**Problem**
Set the listing down unchanged, minus every embedded image.

**Records from a data collection**
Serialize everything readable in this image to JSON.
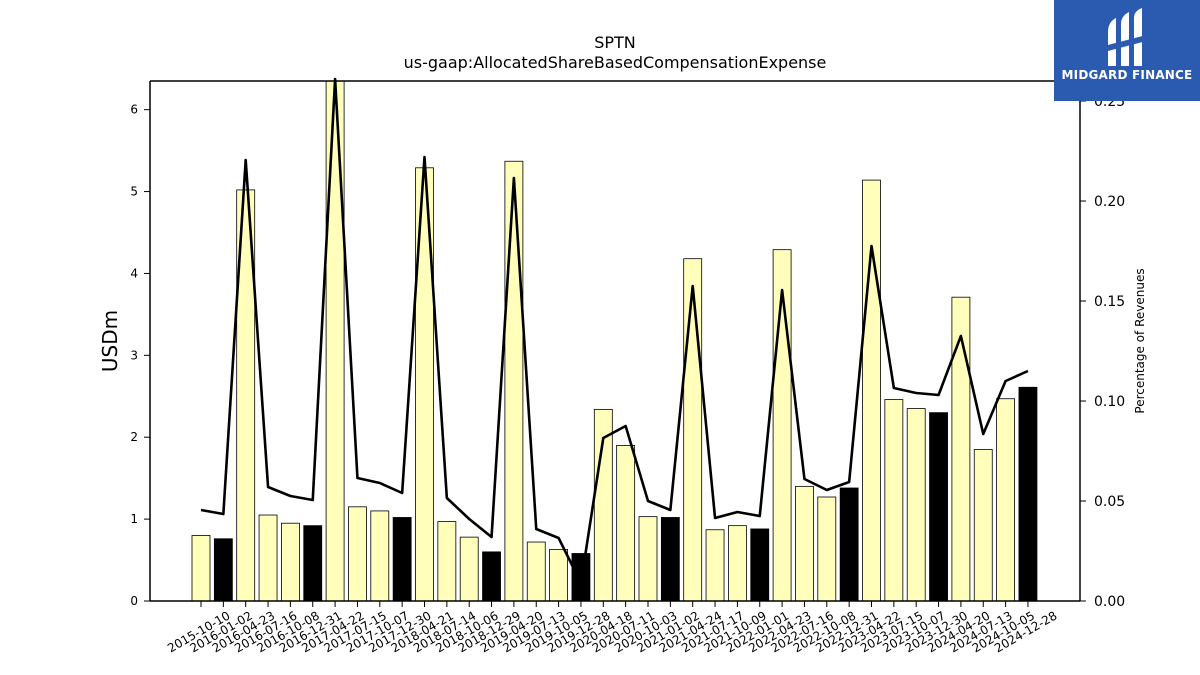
{
  "title": "SPTN",
  "subtitle": "us-gaap:AllocatedShareBasedCompensationExpense",
  "logo": {
    "text": "MIDGARD FINANCE",
    "color": "#2b5bb0"
  },
  "chart_data": {
    "type": "bar",
    "title": "SPTN",
    "subtitle": "us-gaap:AllocatedShareBasedCompensationExpense",
    "ylabel": "USDm",
    "y2label": "Percentage of Revenues",
    "ylim": [
      0,
      6.35
    ],
    "y2lim": [
      0,
      0.26
    ],
    "yticks": [
      "0",
      "1",
      "2",
      "3",
      "4",
      "5",
      "6"
    ],
    "y2ticks": [
      "0.00",
      "0.05",
      "0.10",
      "0.15",
      "0.20",
      "0.25"
    ],
    "grid": false,
    "colors": {
      "quarter_bar": "#ffffbb",
      "fiscal_year_end_bar": "#000000",
      "line": "#000000"
    },
    "categories": [
      "2015-10-10",
      "2016-01-02",
      "2016-04-23",
      "2016-07-16",
      "2016-10-08",
      "2016-12-31",
      "2017-04-22",
      "2017-07-15",
      "2017-10-07",
      "2017-12-30",
      "2018-04-21",
      "2018-07-14",
      "2018-10-06",
      "2018-12-29",
      "2019-04-20",
      "2019-07-13",
      "2019-10-05",
      "2019-12-28",
      "2020-04-18",
      "2020-07-11",
      "2020-10-03",
      "2021-01-02",
      "2021-04-24",
      "2021-07-17",
      "2021-10-09",
      "2022-01-01",
      "2022-04-23",
      "2022-07-16",
      "2022-10-08",
      "2022-12-31",
      "2023-04-22",
      "2023-07-15",
      "2023-10-07",
      "2023-12-30",
      "2024-04-20",
      "2024-07-13",
      "2024-10-05",
      "2024-12-28"
    ],
    "series": [
      {
        "type": "bar",
        "axis": "left",
        "values": [
          0.8,
          0.76,
          5.02,
          1.05,
          0.95,
          0.92,
          6.35,
          1.15,
          1.1,
          1.02,
          5.29,
          0.97,
          0.78,
          0.6,
          5.37,
          0.72,
          0.63,
          0.58,
          2.34,
          1.9,
          1.03,
          1.02,
          4.18,
          0.87,
          0.92,
          0.88,
          4.29,
          1.4,
          1.27,
          1.38,
          5.14,
          2.46,
          2.35,
          2.3,
          3.71,
          1.85,
          2.47,
          2.61
        ],
        "fiscal_year_end": [
          false,
          true,
          false,
          false,
          false,
          true,
          false,
          false,
          false,
          true,
          false,
          false,
          false,
          true,
          false,
          false,
          false,
          true,
          false,
          false,
          false,
          true,
          false,
          false,
          false,
          true,
          false,
          false,
          false,
          true,
          false,
          false,
          false,
          true,
          false,
          false,
          false,
          true
        ]
      },
      {
        "type": "line",
        "axis": "right",
        "values": [
          0.0455,
          0.0435,
          0.2205,
          0.057,
          0.0525,
          0.0505,
          0.261,
          0.0615,
          0.059,
          0.054,
          0.222,
          0.0515,
          0.041,
          0.032,
          0.2115,
          0.036,
          0.0315,
          0.009,
          0.0815,
          0.0875,
          0.05,
          0.0455,
          0.1575,
          0.0415,
          0.0445,
          0.0425,
          0.1555,
          0.061,
          0.0555,
          0.0595,
          0.1775,
          0.1065,
          0.104,
          0.103,
          0.1325,
          0.0835,
          0.11,
          0.115
        ]
      }
    ]
  }
}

**Task solution**
Serialize everything readable in this image to JSON.
{
  "title": "SPTN",
  "subtitle": "us-gaap:AllocatedShareBasedCompensationExpense",
  "logo": {
    "text": "MIDGARD FINANCE",
    "color": "#2b5bb0"
  },
  "chart_data": {
    "type": "bar",
    "title": "SPTN",
    "subtitle": "us-gaap:AllocatedShareBasedCompensationExpense",
    "ylabel": "USDm",
    "y2label": "Percentage of Revenues",
    "ylim": [
      0,
      6.35
    ],
    "y2lim": [
      0,
      0.26
    ],
    "yticks": [
      "0",
      "1",
      "2",
      "3",
      "4",
      "5",
      "6"
    ],
    "y2ticks": [
      "0.00",
      "0.05",
      "0.10",
      "0.15",
      "0.20",
      "0.25"
    ],
    "grid": false,
    "colors": {
      "quarter_bar": "#ffffbb",
      "fiscal_year_end_bar": "#000000",
      "line": "#000000"
    },
    "categories": [
      "2015-10-10",
      "2016-01-02",
      "2016-04-23",
      "2016-07-16",
      "2016-10-08",
      "2016-12-31",
      "2017-04-22",
      "2017-07-15",
      "2017-10-07",
      "2017-12-30",
      "2018-04-21",
      "2018-07-14",
      "2018-10-06",
      "2018-12-29",
      "2019-04-20",
      "2019-07-13",
      "2019-10-05",
      "2019-12-28",
      "2020-04-18",
      "2020-07-11",
      "2020-10-03",
      "2021-01-02",
      "2021-04-24",
      "2021-07-17",
      "2021-10-09",
      "2022-01-01",
      "2022-04-23",
      "2022-07-16",
      "2022-10-08",
      "2022-12-31",
      "2023-04-22",
      "2023-07-15",
      "2023-10-07",
      "2023-12-30",
      "2024-04-20",
      "2024-07-13",
      "2024-10-05",
      "2024-12-28"
    ],
    "series": [
      {
        "type": "bar",
        "axis": "left",
        "values": [
          0.8,
          0.76,
          5.02,
          1.05,
          0.95,
          0.92,
          6.35,
          1.15,
          1.1,
          1.02,
          5.29,
          0.97,
          0.78,
          0.6,
          5.37,
          0.72,
          0.63,
          0.58,
          2.34,
          1.9,
          1.03,
          1.02,
          4.18,
          0.87,
          0.92,
          0.88,
          4.29,
          1.4,
          1.27,
          1.38,
          5.14,
          2.46,
          2.35,
          2.3,
          3.71,
          1.85,
          2.47,
          2.61
        ],
        "fiscal_year_end": [
          false,
          true,
          false,
          false,
          false,
          true,
          false,
          false,
          false,
          true,
          false,
          false,
          false,
          true,
          false,
          false,
          false,
          true,
          false,
          false,
          false,
          true,
          false,
          false,
          false,
          true,
          false,
          false,
          false,
          true,
          false,
          false,
          false,
          true,
          false,
          false,
          false,
          true
        ]
      },
      {
        "type": "line",
        "axis": "right",
        "values": [
          0.0455,
          0.0435,
          0.2205,
          0.057,
          0.0525,
          0.0505,
          0.261,
          0.0615,
          0.059,
          0.054,
          0.222,
          0.0515,
          0.041,
          0.032,
          0.2115,
          0.036,
          0.0315,
          0.009,
          0.0815,
          0.0875,
          0.05,
          0.0455,
          0.1575,
          0.0415,
          0.0445,
          0.0425,
          0.1555,
          0.061,
          0.0555,
          0.0595,
          0.1775,
          0.1065,
          0.104,
          0.103,
          0.1325,
          0.0835,
          0.11,
          0.115
        ]
      }
    ]
  }
}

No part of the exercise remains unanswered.